YOUR OBJECTIVE: Everything in the listing except the pictures should be written out exactly.

Collected data:
- - -

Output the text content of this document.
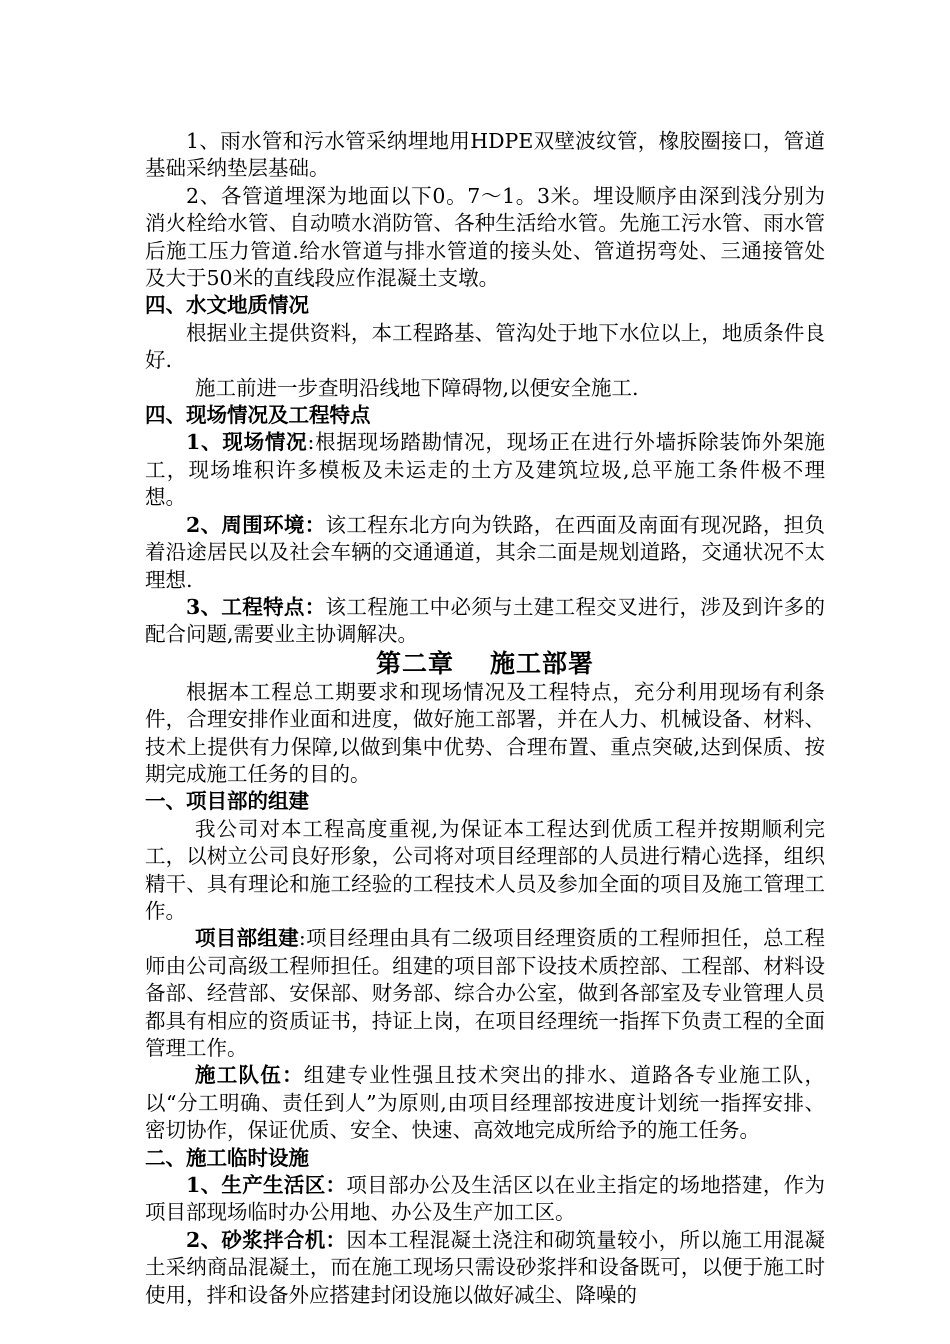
1、雨水管和污水管采纳埋地用HDPE双壁波纹管，橡胶圈接口，管道基础采纳垫层基础。

2、各管道埋深为地面以下0。7～1。3米。埋设顺序由深到浅分别为消火栓给水管、自动喷水消防管、各种生活给水管。先施工污水管、雨水管后施工压力管道.给水管道与排水管道的接头处、管道拐弯处、三通接管处及大于50米的直线段应作混凝土支墩。

四、水文地质情况

根据业主提供资料，本工程路基、管沟处于地下水位以上，地质条件良好.

施工前进一步查明沿线地下障碍物,以便安全施工.

四、现场情况及工程特点

1、现场情况:根据现场踏勘情况，现场正在进行外墙拆除装饰外架施工，现场堆积许多模板及未运走的土方及建筑垃圾,总平施工条件极不理想。

2、周围环境：该工程东北方向为铁路，在西面及南面有现况路，担负着沿途居民以及社会车辆的交通通道，其余二面是规划道路，交通状况不太理想.

3、工程特点：该工程施工中必须与土建工程交叉进行，涉及到许多的配合问题,需要业主协调解决。

第二章 施工部署

根据本工程总工期要求和现场情况及工程特点，充分利用现场有利条件，合理安排作业面和进度，做好施工部署，并在人力、机械设备、材料、技术上提供有力保障,以做到集中优势、合理布置、重点突破,达到保质、按期完成施工任务的目的。

一、项目部的组建

我公司对本工程高度重视,为保证本工程达到优质工程并按期顺利完工，以树立公司良好形象，公司将对项目经理部的人员进行精心选择，组织精干、具有理论和施工经验的工程技术人员及参加全面的项目及施工管理工作。

项目部组建:项目经理由具有二级项目经理资质的工程师担任，总工程师由公司高级工程师担任。组建的项目部下设技术质控部、工程部、材料设备部、经营部、安保部、财务部、综合办公室，做到各部室及专业管理人员都具有相应的资质证书，持证上岗，在项目经理统一指挥下负责工程的全面管理工作。

施工队伍：组建专业性强且技术突出的排水、道路各专业施工队，以“分工明确、责任到人”为原则,由项目经理部按进度计划统一指挥安排、密切协作，保证优质、安全、快速、高效地完成所给予的施工任务。

二、施工临时设施

1、生产生活区：项目部办公及生活区以在业主指定的场地搭建，作为项目部现场临时办公用地、办公及生产加工区。

2、砂浆拌合机：因本工程混凝土浇注和砌筑量较小，所以施工用混凝土采纳商品混凝土，而在施工现场只需设砂浆拌和设备既可，以便于施工时使用，拌和设备外应搭建封闭设施以做好减尘、降噪的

- - -

SOLUTION TO THIS TASK:
Output the text content of this document.
1、雨水管和污水管采纳埋地用HDPE双壁波纹管，橡胶圈接口，管道基础采纳垫层基础。

2、各管道埋深为地面以下0。7～1。3米。埋设顺序由深到浅分别为消火栓给水管、自动喷水消防管、各种生活给水管。先施工污水管、雨水管后施工压力管道.给水管道与排水管道的接头处、管道拐弯处、三通接管处及大于50米的直线段应作混凝土支墩。

四、水文地质情况

根据业主提供资料，本工程路基、管沟处于地下水位以上，地质条件良好.

施工前进一步查明沿线地下障碍物,以便安全施工.

四、现场情况及工程特点

1、现场情况:根据现场踏勘情况，现场正在进行外墙拆除装饰外架施工，现场堆积许多模板及未运走的土方及建筑垃圾,总平施工条件极不理想。

2、周围环境：该工程东北方向为铁路，在西面及南面有现况路，担负着沿途居民以及社会车辆的交通通道，其余二面是规划道路，交通状况不太理想.

3、工程特点：该工程施工中必须与土建工程交叉进行，涉及到许多的配合问题,需要业主协调解决。

第二章 施工部署

根据本工程总工期要求和现场情况及工程特点，充分利用现场有利条件，合理安排作业面和进度，做好施工部署，并在人力、机械设备、材料、技术上提供有力保障,以做到集中优势、合理布置、重点突破,达到保质、按期完成施工任务的目的。

一、项目部的组建

我公司对本工程高度重视,为保证本工程达到优质工程并按期顺利完工，以树立公司良好形象，公司将对项目经理部的人员进行精心选择，组织精干、具有理论和施工经验的工程技术人员及参加全面的项目及施工管理工作。

项目部组建:项目经理由具有二级项目经理资质的工程师担任，总工程师由公司高级工程师担任。组建的项目部下设技术质控部、工程部、材料设备部、经营部、安保部、财务部、综合办公室，做到各部室及专业管理人员都具有相应的资质证书，持证上岗，在项目经理统一指挥下负责工程的全面管理工作。

施工队伍：组建专业性强且技术突出的排水、道路各专业施工队，以“分工明确、责任到人”为原则,由项目经理部按进度计划统一指挥安排、密切协作，保证优质、安全、快速、高效地完成所给予的施工任务。

二、施工临时设施

1、生产生活区：项目部办公及生活区以在业主指定的场地搭建，作为项目部现场临时办公用地、办公及生产加工区。

2、砂浆拌合机：因本工程混凝土浇注和砌筑量较小，所以施工用混凝土采纳商品混凝土，而在施工现场只需设砂浆拌和设备既可，以便于施工时使用，拌和设备外应搭建封闭设施以做好减尘、降噪的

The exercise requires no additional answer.